STORED ROWS:
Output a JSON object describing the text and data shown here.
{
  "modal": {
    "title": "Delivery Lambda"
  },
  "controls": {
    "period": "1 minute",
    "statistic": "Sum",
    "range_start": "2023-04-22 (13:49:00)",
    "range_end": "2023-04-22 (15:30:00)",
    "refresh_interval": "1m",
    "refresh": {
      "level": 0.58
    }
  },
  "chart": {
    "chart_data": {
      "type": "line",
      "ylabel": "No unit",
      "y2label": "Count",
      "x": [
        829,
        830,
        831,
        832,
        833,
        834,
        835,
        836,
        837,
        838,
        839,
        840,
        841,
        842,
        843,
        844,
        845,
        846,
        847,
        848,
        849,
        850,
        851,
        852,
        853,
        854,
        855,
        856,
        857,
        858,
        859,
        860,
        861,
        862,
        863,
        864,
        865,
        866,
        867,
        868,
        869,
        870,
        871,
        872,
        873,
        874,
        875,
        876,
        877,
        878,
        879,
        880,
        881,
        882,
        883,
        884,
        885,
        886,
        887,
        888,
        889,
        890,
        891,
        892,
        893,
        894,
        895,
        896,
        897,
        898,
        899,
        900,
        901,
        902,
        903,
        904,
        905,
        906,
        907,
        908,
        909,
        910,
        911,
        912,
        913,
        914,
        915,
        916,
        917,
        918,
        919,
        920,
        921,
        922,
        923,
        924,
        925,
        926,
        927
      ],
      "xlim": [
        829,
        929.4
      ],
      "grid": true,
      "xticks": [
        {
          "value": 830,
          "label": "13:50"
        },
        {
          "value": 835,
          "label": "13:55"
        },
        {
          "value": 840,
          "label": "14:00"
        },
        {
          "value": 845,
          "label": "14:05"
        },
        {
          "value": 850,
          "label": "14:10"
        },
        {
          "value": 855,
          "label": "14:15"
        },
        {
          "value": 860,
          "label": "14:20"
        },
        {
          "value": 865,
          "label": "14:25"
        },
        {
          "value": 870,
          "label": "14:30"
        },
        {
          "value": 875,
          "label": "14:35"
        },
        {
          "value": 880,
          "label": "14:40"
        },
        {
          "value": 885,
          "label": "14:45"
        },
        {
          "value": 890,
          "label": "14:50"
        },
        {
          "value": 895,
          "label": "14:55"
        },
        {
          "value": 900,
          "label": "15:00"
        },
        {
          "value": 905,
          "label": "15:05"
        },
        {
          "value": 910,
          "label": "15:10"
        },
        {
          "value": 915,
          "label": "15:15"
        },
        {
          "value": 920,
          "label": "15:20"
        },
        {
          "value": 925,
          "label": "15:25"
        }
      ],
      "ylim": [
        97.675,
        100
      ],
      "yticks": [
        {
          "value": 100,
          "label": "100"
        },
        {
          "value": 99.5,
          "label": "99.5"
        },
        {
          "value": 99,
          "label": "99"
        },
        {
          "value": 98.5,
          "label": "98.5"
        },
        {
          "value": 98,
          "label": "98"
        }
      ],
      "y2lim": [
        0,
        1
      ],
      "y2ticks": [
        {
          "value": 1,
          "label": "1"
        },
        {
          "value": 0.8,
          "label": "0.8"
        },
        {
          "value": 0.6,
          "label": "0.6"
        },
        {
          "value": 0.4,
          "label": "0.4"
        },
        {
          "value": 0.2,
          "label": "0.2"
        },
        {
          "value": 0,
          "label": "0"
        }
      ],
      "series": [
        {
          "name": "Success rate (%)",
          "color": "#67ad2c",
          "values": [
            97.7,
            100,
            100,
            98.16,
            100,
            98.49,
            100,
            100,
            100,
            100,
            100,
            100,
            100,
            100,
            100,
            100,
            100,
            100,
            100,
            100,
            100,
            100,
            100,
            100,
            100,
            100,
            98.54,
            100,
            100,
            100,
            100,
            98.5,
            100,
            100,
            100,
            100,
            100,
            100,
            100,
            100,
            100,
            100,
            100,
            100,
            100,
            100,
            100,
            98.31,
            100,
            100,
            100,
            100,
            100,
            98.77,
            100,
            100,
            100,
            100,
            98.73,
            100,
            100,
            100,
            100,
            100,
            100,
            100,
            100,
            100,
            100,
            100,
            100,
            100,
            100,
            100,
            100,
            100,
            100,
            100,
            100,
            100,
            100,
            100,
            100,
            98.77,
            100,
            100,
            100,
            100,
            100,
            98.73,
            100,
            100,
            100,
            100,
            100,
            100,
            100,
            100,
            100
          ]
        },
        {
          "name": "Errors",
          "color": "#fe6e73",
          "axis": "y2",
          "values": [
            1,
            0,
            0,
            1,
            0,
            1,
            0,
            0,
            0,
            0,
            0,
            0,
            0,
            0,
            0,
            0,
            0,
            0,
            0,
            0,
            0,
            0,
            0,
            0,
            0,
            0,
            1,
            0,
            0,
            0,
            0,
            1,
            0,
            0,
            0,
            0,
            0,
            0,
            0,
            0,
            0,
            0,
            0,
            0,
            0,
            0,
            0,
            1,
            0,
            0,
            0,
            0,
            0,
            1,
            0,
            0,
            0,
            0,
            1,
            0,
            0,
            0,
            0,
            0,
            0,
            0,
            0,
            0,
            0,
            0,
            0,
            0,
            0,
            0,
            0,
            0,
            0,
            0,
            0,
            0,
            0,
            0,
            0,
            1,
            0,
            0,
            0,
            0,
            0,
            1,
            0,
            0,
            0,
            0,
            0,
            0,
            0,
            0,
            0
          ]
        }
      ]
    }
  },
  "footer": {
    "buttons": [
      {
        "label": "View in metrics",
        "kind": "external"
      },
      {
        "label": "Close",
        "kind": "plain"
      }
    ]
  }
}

GOAL:
Reproduce the material above without altering a single character.

THE REPLY:
Output a JSON object describing the text and data shown here.
{
  "modal": {
    "title": "Delivery Lambda"
  },
  "controls": {
    "period": "1 minute",
    "statistic": "Sum",
    "range_start": "2023-04-22 (13:49:00)",
    "range_end": "2023-04-22 (15:30:00)",
    "refresh_interval": "1m",
    "refresh": {
      "level": 0.58
    }
  },
  "chart": {
    "chart_data": {
      "type": "line",
      "ylabel": "No unit",
      "y2label": "Count",
      "x": [
        829,
        830,
        831,
        832,
        833,
        834,
        835,
        836,
        837,
        838,
        839,
        840,
        841,
        842,
        843,
        844,
        845,
        846,
        847,
        848,
        849,
        850,
        851,
        852,
        853,
        854,
        855,
        856,
        857,
        858,
        859,
        860,
        861,
        862,
        863,
        864,
        865,
        866,
        867,
        868,
        869,
        870,
        871,
        872,
        873,
        874,
        875,
        876,
        877,
        878,
        879,
        880,
        881,
        882,
        883,
        884,
        885,
        886,
        887,
        888,
        889,
        890,
        891,
        892,
        893,
        894,
        895,
        896,
        897,
        898,
        899,
        900,
        901,
        902,
        903,
        904,
        905,
        906,
        907,
        908,
        909,
        910,
        911,
        912,
        913,
        914,
        915,
        916,
        917,
        918,
        919,
        920,
        921,
        922,
        923,
        924,
        925,
        926,
        927
      ],
      "xlim": [
        829,
        929.4
      ],
      "grid": true,
      "xticks": [
        {
          "value": 830,
          "label": "13:50"
        },
        {
          "value": 835,
          "label": "13:55"
        },
        {
          "value": 840,
          "label": "14:00"
        },
        {
          "value": 845,
          "label": "14:05"
        },
        {
          "value": 850,
          "label": "14:10"
        },
        {
          "value": 855,
          "label": "14:15"
        },
        {
          "value": 860,
          "label": "14:20"
        },
        {
          "value": 865,
          "label": "14:25"
        },
        {
          "value": 870,
          "label": "14:30"
        },
        {
          "value": 875,
          "label": "14:35"
        },
        {
          "value": 880,
          "label": "14:40"
        },
        {
          "value": 885,
          "label": "14:45"
        },
        {
          "value": 890,
          "label": "14:50"
        },
        {
          "value": 895,
          "label": "14:55"
        },
        {
          "value": 900,
          "label": "15:00"
        },
        {
          "value": 905,
          "label": "15:05"
        },
        {
          "value": 910,
          "label": "15:10"
        },
        {
          "value": 915,
          "label": "15:15"
        },
        {
          "value": 920,
          "label": "15:20"
        },
        {
          "value": 925,
          "label": "15:25"
        }
      ],
      "ylim": [
        97.675,
        100
      ],
      "yticks": [
        {
          "value": 100,
          "label": "100"
        },
        {
          "value": 99.5,
          "label": "99.5"
        },
        {
          "value": 99,
          "label": "99"
        },
        {
          "value": 98.5,
          "label": "98.5"
        },
        {
          "value": 98,
          "label": "98"
        }
      ],
      "y2lim": [
        0,
        1
      ],
      "y2ticks": [
        {
          "value": 1,
          "label": "1"
        },
        {
          "value": 0.8,
          "label": "0.8"
        },
        {
          "value": 0.6,
          "label": "0.6"
        },
        {
          "value": 0.4,
          "label": "0.4"
        },
        {
          "value": 0.2,
          "label": "0.2"
        },
        {
          "value": 0,
          "label": "0"
        }
      ],
      "series": [
        {
          "name": "Success rate (%)",
          "color": "#67ad2c",
          "values": [
            97.7,
            100,
            100,
            98.16,
            100,
            98.49,
            100,
            100,
            100,
            100,
            100,
            100,
            100,
            100,
            100,
            100,
            100,
            100,
            100,
            100,
            100,
            100,
            100,
            100,
            100,
            100,
            98.54,
            100,
            100,
            100,
            100,
            98.5,
            100,
            100,
            100,
            100,
            100,
            100,
            100,
            100,
            100,
            100,
            100,
            100,
            100,
            100,
            100,
            98.31,
            100,
            100,
            100,
            100,
            100,
            98.77,
            100,
            100,
            100,
            100,
            98.73,
            100,
            100,
            100,
            100,
            100,
            100,
            100,
            100,
            100,
            100,
            100,
            100,
            100,
            100,
            100,
            100,
            100,
            100,
            100,
            100,
            100,
            100,
            100,
            100,
            98.77,
            100,
            100,
            100,
            100,
            100,
            98.73,
            100,
            100,
            100,
            100,
            100,
            100,
            100,
            100,
            100
          ]
        },
        {
          "name": "Errors",
          "color": "#fe6e73",
          "axis": "y2",
          "values": [
            1,
            0,
            0,
            1,
            0,
            1,
            0,
            0,
            0,
            0,
            0,
            0,
            0,
            0,
            0,
            0,
            0,
            0,
            0,
            0,
            0,
            0,
            0,
            0,
            0,
            0,
            1,
            0,
            0,
            0,
            0,
            1,
            0,
            0,
            0,
            0,
            0,
            0,
            0,
            0,
            0,
            0,
            0,
            0,
            0,
            0,
            0,
            1,
            0,
            0,
            0,
            0,
            0,
            1,
            0,
            0,
            0,
            0,
            1,
            0,
            0,
            0,
            0,
            0,
            0,
            0,
            0,
            0,
            0,
            0,
            0,
            0,
            0,
            0,
            0,
            0,
            0,
            0,
            0,
            0,
            0,
            0,
            0,
            1,
            0,
            0,
            0,
            0,
            0,
            1,
            0,
            0,
            0,
            0,
            0,
            0,
            0,
            0,
            0
          ]
        }
      ]
    }
  },
  "footer": {
    "buttons": [
      {
        "label": "View in metrics",
        "kind": "external"
      },
      {
        "label": "Close",
        "kind": "plain"
      }
    ]
  }
}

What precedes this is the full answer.